• **PETUNJUK TUGAS**
Salin persis baris-baris dari awal hingga baris yang memuat "Give bounding boxes", termasuk baris tersebut. Gambar tidak perlu disertakan dalam jawaban.
*** BARIS MASUKAN ***
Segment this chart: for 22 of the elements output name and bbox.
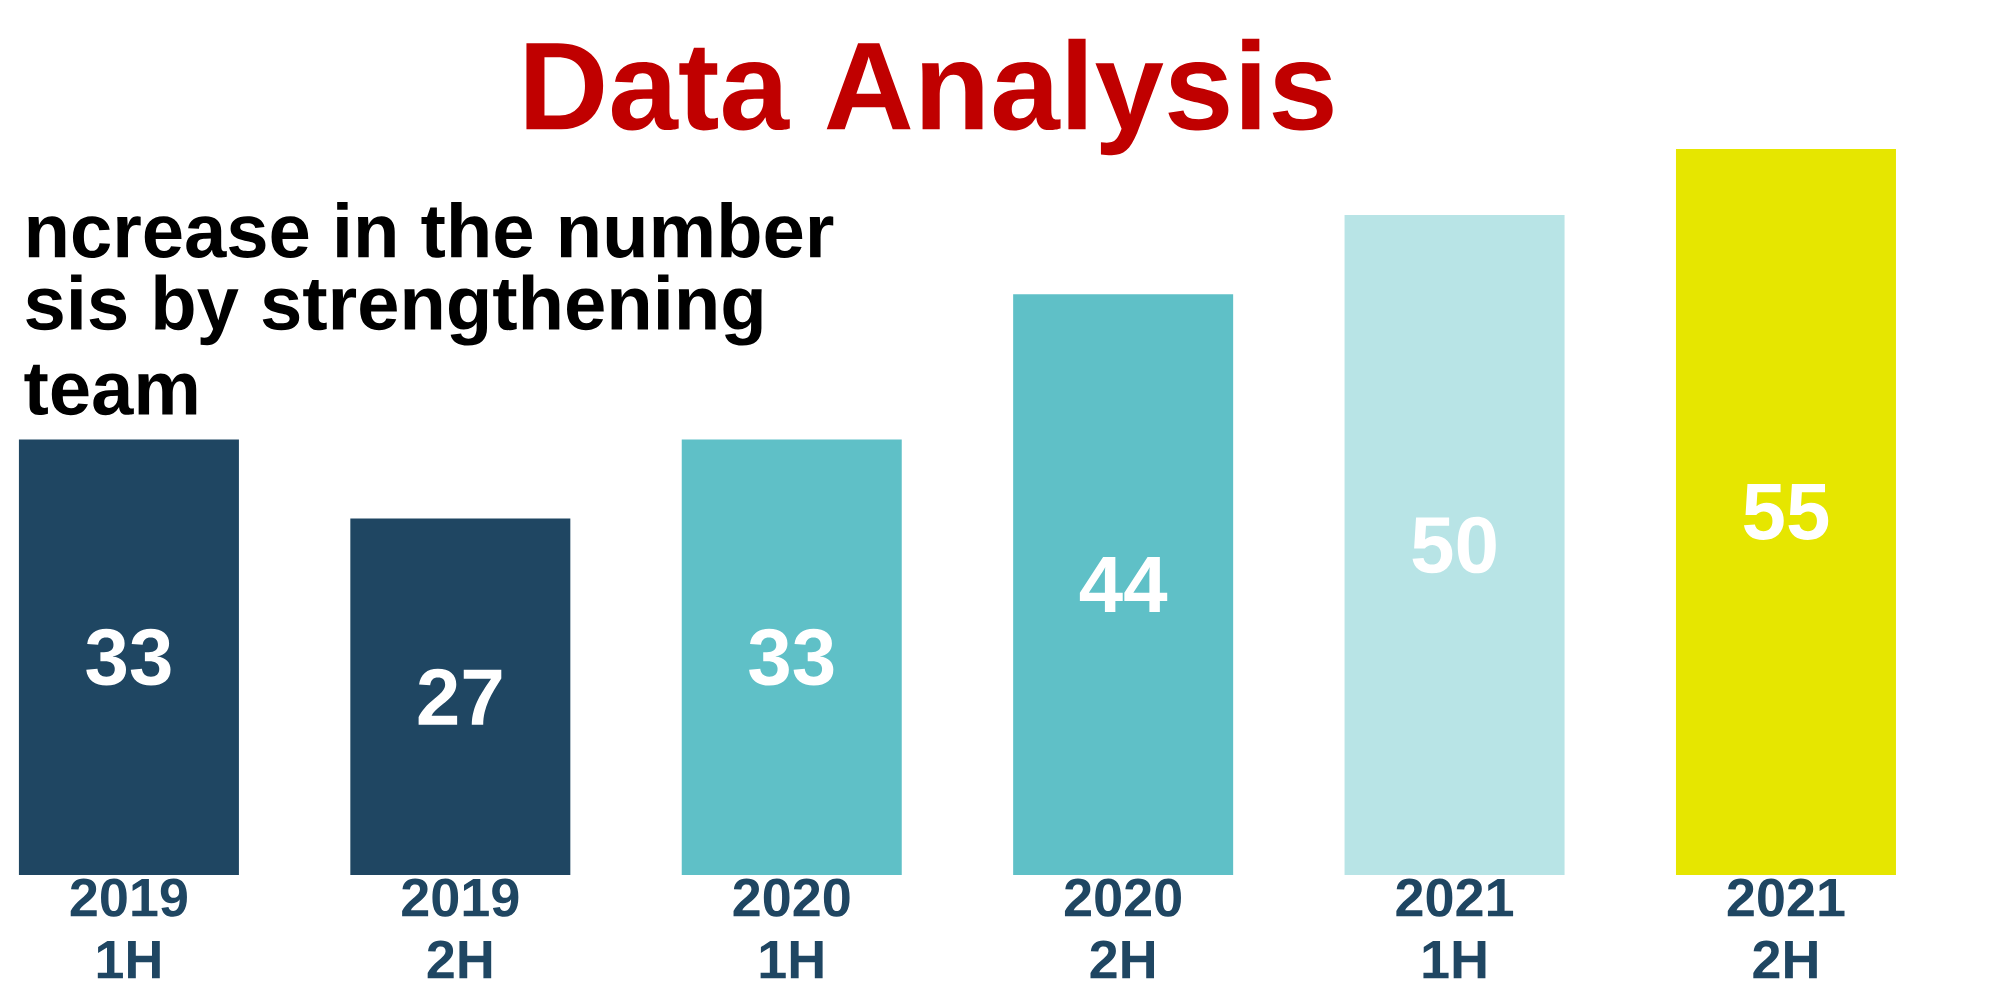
x-tick-label: 2020 1H <box>733 878 850 979</box>
annotation: ncrease in the number <box>28 202 834 258</box>
bar <box>350 518 571 875</box>
x-tick-label: 2019 2H <box>402 878 519 979</box>
data-label: 55 <box>1743 484 1829 540</box>
data-label: 27 <box>418 668 502 725</box>
bar <box>681 439 902 875</box>
bar <box>1344 214 1565 875</box>
bar <box>1675 148 1896 875</box>
x-tick-label: 2020 2H <box>1064 878 1181 979</box>
bar <box>18 439 239 875</box>
annotation: team <box>24 364 197 416</box>
bar <box>1013 294 1234 875</box>
x-tick-label: 2019 1H <box>70 878 187 979</box>
data-label: 33 <box>86 628 171 686</box>
data-label: 33 <box>749 628 834 686</box>
x-tick-label: 2021 2H <box>1727 878 1845 979</box>
x-tick-label: 2021 1H <box>1396 878 1514 979</box>
chart-title: Data Analysis <box>526 38 1333 156</box>
annotation: sis by strengthening <box>26 274 762 346</box>
data-label: 50 <box>1412 516 1496 574</box>
data-label: 44 <box>1079 557 1168 613</box>
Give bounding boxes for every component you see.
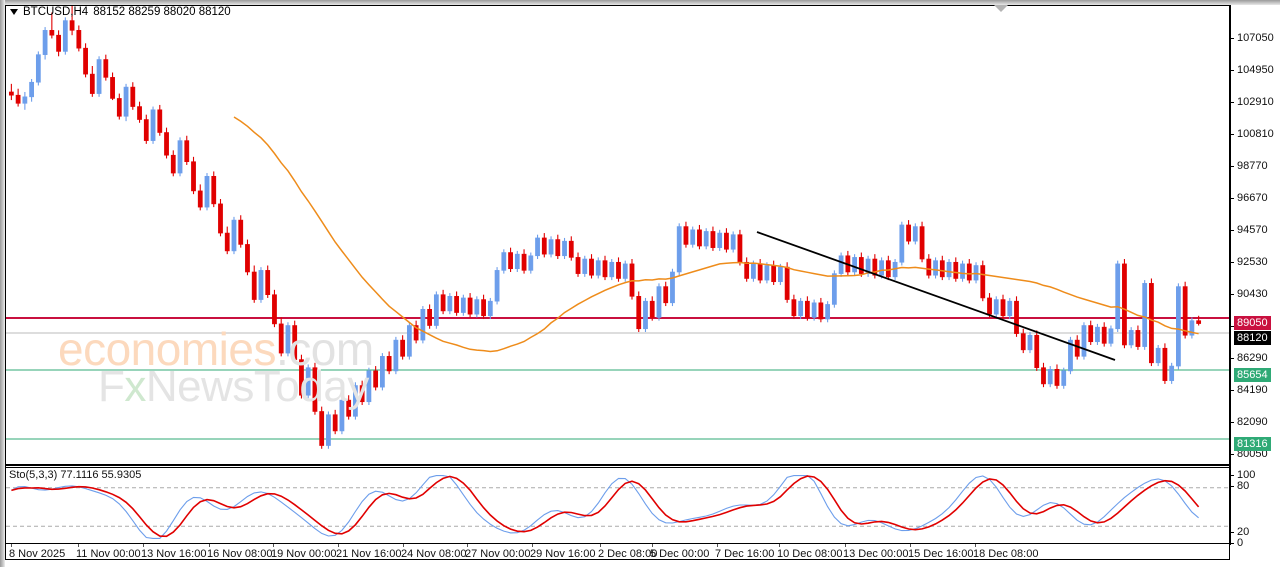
time-tick <box>532 544 533 547</box>
time-tick-label: 13 Dec 00:00 <box>843 548 909 560</box>
indicator-scale-label: 0 <box>1237 537 1244 549</box>
time-tick-label: 18 Dec 08:00 <box>973 548 1039 560</box>
stochastic-k-line <box>11 475 1199 539</box>
price-tick-label: 86290 <box>1237 352 1268 364</box>
price-tick <box>1230 70 1234 71</box>
price-tick <box>1230 454 1234 455</box>
moving-average-line <box>233 116 1199 353</box>
time-tick <box>717 544 718 547</box>
indicator-tick <box>1230 486 1234 487</box>
time-tick-label: 8 Nov 2025 <box>9 548 66 560</box>
time-tick <box>11 544 12 547</box>
price-tick-label: 104950 <box>1237 64 1274 76</box>
time-tick-label: 24 Nov 08:00 <box>401 548 467 560</box>
time-tick-label: 10 Dec 08:00 <box>777 548 843 560</box>
time-tick-label: 13 Nov 16:00 <box>141 548 207 560</box>
price-chart-pane[interactable] <box>6 6 1229 465</box>
descending-trendline[interactable] <box>756 231 1116 361</box>
price-tick-label: 80050 <box>1237 448 1268 460</box>
price-tick-label: 92530 <box>1237 256 1268 268</box>
price-badge-black[interactable]: 88120 <box>1234 331 1271 345</box>
time-tick <box>209 544 210 547</box>
symbol-label: BTCUSD,H4 <box>23 6 89 18</box>
pane-divider <box>6 464 1229 466</box>
time-tick <box>273 544 274 547</box>
time-tick <box>338 544 339 547</box>
time-tick <box>652 544 653 547</box>
price-tick <box>1230 294 1234 295</box>
indicator-tick <box>1230 532 1234 533</box>
candlestick-svg <box>6 6 1229 449</box>
indicator-tick <box>1230 475 1234 476</box>
time-tick <box>910 544 911 547</box>
stochastic-d-line <box>11 475 1200 538</box>
time-tick-label: 29 Nov 16:00 <box>530 548 596 560</box>
price-badge-green[interactable]: 85654 <box>1234 368 1271 382</box>
price-axis-line <box>1230 5 1231 545</box>
price-tick-label: 90430 <box>1237 288 1268 300</box>
price-tick-label: 102910 <box>1237 96 1274 108</box>
time-tick <box>975 544 976 547</box>
price-tick <box>1230 102 1234 103</box>
price-tick-label: 100810 <box>1237 128 1274 140</box>
price-tick <box>1230 198 1234 199</box>
price-tick <box>1230 230 1234 231</box>
price-axis[interactable]: 107050 104950 102910 100810 98770 96670 94570 9… <box>1230 5 1280 549</box>
stochastic-svg <box>6 475 1229 539</box>
time-tick-label: 16 Nov 08:00 <box>207 548 273 560</box>
time-axis[interactable]: 8 Nov 2025 11 Nov 00:00 13 Nov 16:00 16 Nov… <box>5 543 1230 565</box>
time-tick-label: 15 Dec 16:00 <box>908 548 974 560</box>
price-tick <box>1230 38 1234 39</box>
time-tick <box>467 544 468 547</box>
indicator-tick <box>1230 543 1234 544</box>
price-tick <box>1230 358 1234 359</box>
time-tick-label: 21 Nov 16:00 <box>336 548 402 560</box>
indicator-pane[interactable]: Sto(5,3,3) 77.1116 55.9305 <box>6 467 1229 542</box>
candles <box>8 6 1202 449</box>
price-tick-label: 82090 <box>1237 416 1268 428</box>
time-tick <box>403 544 404 547</box>
time-tick-label: 19 Nov 00:00 <box>271 548 337 560</box>
price-tick <box>1230 326 1234 327</box>
indicator-scale-label: 100 <box>1237 469 1256 481</box>
price-tick <box>1230 262 1234 263</box>
time-tick-label: 5 Dec 00:00 <box>650 548 710 560</box>
time-tick-label: 27 Nov 00:00 <box>465 548 531 560</box>
time-tick <box>143 544 144 547</box>
price-tick <box>1230 166 1234 167</box>
price-tick-label: 84190 <box>1237 384 1268 396</box>
time-tick <box>779 544 780 547</box>
triangle-down-icon[interactable] <box>10 9 18 15</box>
price-tick-label: 96670 <box>1237 192 1268 204</box>
time-tick-label: 7 Dec 16:00 <box>715 548 775 560</box>
time-tick <box>78 544 79 547</box>
price-badge-red[interactable]: 89050 <box>1234 316 1271 330</box>
price-tick <box>1230 134 1234 135</box>
price-tick <box>1230 422 1234 423</box>
time-tick-label: 11 Nov 00:00 <box>76 548 141 560</box>
indicator-scale-label: 20 <box>1237 526 1250 538</box>
time-tick <box>845 544 846 547</box>
price-tick <box>1230 390 1234 391</box>
price-tick-label: 98770 <box>1237 160 1268 172</box>
symbol-header: BTCUSD,H4 88152 88259 88020 88120 <box>10 5 231 19</box>
top-position-marker-icon <box>994 5 1008 12</box>
ohlc-values: 88152 88259 88020 88120 <box>93 6 231 18</box>
indicator-scale-label: 80 <box>1237 480 1250 492</box>
window-top-frame <box>0 0 1280 5</box>
price-tick-label: 94570 <box>1237 224 1268 236</box>
time-tick-label: 2 Dec 08:00 <box>598 548 658 560</box>
indicator-label: Sto(5,3,3) 77.1116 55.9305 <box>9 469 142 481</box>
time-tick <box>600 544 601 547</box>
window-left-frame <box>0 0 5 567</box>
price-tick-label: 107050 <box>1237 32 1274 44</box>
price-badge-green[interactable]: 81316 <box>1234 437 1271 451</box>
***
• **JAWABAN TUGAS**
Segment this chart: for 22 of the elements output name and bbox.
x-tick-label: 2020 1H <box>733 878 850 979</box>
annotation: ncrease in the number <box>28 202 834 258</box>
bar <box>350 518 571 875</box>
x-tick-label: 2019 2H <box>402 878 519 979</box>
data-label: 55 <box>1743 484 1829 540</box>
data-label: 27 <box>418 668 502 725</box>
bar <box>681 439 902 875</box>
bar <box>1344 214 1565 875</box>
bar <box>1675 148 1896 875</box>
x-tick-label: 2020 2H <box>1064 878 1181 979</box>
bar <box>18 439 239 875</box>
annotation: team <box>24 364 197 416</box>
bar <box>1013 294 1234 875</box>
x-tick-label: 2019 1H <box>70 878 187 979</box>
data-label: 33 <box>86 628 171 686</box>
data-label: 33 <box>749 628 834 686</box>
x-tick-label: 2021 2H <box>1727 878 1845 979</box>
x-tick-label: 2021 1H <box>1396 878 1514 979</box>
chart-title: Data Analysis <box>526 38 1333 156</box>
annotation: sis by strengthening <box>26 274 762 346</box>
data-label: 50 <box>1412 516 1496 574</box>
data-label: 44 <box>1079 557 1168 613</box>
Give bounding boxes for every component you see.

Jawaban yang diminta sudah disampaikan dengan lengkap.